Goal:
Pick out each line below containing "использования".

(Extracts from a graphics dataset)
---------------

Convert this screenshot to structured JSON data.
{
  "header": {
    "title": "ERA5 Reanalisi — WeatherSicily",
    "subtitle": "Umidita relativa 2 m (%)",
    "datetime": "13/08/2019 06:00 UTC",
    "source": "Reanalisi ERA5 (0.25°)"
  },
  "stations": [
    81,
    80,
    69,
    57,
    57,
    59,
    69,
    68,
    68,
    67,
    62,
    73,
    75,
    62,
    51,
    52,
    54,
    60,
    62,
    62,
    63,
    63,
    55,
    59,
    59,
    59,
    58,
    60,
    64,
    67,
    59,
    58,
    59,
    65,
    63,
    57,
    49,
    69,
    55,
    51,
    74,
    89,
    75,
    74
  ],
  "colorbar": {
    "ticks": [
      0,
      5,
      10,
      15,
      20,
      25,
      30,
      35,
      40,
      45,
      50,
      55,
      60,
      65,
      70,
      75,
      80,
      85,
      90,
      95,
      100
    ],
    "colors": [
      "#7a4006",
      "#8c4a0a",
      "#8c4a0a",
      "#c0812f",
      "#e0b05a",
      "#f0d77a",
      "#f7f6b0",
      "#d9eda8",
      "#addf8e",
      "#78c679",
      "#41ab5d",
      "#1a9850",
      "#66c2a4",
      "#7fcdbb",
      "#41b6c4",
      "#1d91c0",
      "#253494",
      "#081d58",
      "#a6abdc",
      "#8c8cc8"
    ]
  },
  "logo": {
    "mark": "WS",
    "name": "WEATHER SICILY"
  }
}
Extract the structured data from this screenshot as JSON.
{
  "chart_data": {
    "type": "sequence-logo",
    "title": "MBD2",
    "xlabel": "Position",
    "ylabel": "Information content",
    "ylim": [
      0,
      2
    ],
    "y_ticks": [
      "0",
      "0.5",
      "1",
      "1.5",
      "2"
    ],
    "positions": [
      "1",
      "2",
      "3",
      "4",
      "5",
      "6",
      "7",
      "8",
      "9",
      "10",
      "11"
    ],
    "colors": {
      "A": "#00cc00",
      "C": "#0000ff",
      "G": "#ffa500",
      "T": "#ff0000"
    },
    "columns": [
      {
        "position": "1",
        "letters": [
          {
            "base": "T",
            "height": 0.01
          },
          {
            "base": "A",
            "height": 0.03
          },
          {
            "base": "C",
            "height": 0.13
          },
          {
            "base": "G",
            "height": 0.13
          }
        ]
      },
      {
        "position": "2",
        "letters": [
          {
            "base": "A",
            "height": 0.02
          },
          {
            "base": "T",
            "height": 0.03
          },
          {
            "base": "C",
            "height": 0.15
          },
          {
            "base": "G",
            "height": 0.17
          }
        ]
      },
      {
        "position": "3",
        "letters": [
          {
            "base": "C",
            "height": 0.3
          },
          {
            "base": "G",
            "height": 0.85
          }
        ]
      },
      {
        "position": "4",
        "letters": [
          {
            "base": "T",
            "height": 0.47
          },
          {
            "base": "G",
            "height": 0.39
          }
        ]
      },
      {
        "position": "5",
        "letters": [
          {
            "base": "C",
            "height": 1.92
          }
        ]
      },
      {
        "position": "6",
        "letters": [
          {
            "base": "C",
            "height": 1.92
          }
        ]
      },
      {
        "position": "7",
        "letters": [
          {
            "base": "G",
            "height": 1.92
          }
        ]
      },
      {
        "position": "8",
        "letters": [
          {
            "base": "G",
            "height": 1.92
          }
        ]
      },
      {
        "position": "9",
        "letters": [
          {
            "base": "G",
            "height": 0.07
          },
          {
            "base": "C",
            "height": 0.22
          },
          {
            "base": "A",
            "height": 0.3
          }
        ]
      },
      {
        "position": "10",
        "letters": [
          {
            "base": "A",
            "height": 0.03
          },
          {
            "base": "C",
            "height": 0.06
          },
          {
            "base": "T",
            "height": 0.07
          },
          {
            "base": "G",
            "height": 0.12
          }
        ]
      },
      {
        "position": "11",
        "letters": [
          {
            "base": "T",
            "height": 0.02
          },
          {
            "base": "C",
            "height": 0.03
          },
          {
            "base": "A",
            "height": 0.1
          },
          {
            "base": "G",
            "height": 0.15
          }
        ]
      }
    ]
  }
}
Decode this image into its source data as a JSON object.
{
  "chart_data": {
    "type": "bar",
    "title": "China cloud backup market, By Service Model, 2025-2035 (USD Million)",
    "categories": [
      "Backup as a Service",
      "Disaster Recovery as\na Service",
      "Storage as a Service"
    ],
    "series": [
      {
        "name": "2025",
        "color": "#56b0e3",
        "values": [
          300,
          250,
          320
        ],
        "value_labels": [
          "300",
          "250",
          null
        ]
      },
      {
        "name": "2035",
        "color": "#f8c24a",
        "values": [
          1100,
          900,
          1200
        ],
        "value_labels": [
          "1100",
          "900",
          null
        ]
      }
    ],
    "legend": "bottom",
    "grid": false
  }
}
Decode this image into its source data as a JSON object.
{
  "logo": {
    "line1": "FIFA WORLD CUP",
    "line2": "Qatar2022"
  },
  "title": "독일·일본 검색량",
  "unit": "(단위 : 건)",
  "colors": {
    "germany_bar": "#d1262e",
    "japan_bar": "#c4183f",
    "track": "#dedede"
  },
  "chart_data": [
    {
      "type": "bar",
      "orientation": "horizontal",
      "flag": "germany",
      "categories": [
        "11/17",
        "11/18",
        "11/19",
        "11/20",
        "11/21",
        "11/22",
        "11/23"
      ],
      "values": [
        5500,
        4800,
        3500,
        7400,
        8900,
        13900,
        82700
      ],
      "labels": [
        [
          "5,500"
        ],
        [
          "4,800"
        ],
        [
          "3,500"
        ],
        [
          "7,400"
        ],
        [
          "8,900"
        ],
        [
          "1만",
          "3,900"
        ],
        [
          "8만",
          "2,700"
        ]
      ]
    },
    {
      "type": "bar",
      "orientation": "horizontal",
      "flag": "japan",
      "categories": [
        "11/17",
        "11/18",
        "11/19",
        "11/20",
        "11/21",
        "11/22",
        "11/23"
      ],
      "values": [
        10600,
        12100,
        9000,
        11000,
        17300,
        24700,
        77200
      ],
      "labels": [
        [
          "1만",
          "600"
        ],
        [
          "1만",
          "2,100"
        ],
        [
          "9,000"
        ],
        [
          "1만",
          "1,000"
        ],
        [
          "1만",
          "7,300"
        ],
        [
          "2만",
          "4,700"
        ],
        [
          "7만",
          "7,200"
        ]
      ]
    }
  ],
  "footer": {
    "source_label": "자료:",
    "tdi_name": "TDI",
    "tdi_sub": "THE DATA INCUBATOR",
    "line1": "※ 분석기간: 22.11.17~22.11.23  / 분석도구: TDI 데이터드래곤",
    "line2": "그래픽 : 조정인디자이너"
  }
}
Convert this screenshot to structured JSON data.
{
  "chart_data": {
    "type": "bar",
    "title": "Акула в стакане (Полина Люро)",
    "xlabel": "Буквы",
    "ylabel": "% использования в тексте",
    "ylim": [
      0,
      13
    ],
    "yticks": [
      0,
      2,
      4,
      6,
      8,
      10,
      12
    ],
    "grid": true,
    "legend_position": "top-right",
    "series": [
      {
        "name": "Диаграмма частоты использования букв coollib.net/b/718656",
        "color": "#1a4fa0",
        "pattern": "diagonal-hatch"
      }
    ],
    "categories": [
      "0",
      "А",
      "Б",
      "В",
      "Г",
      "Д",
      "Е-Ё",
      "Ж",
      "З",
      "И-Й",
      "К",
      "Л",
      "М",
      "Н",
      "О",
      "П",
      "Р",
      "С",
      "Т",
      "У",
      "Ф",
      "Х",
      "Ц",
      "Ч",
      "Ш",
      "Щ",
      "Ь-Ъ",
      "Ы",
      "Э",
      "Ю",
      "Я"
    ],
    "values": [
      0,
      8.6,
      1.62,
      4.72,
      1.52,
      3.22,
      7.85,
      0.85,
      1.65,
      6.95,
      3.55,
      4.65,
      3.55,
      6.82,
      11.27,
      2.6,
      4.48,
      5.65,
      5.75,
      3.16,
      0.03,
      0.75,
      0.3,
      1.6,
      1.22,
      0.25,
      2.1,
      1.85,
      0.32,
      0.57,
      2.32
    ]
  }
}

---------------

Completed task:
    "ylabel": "% использования в тексте",
        "name": "Диаграмма частоты использования букв coollib.net/b/718656",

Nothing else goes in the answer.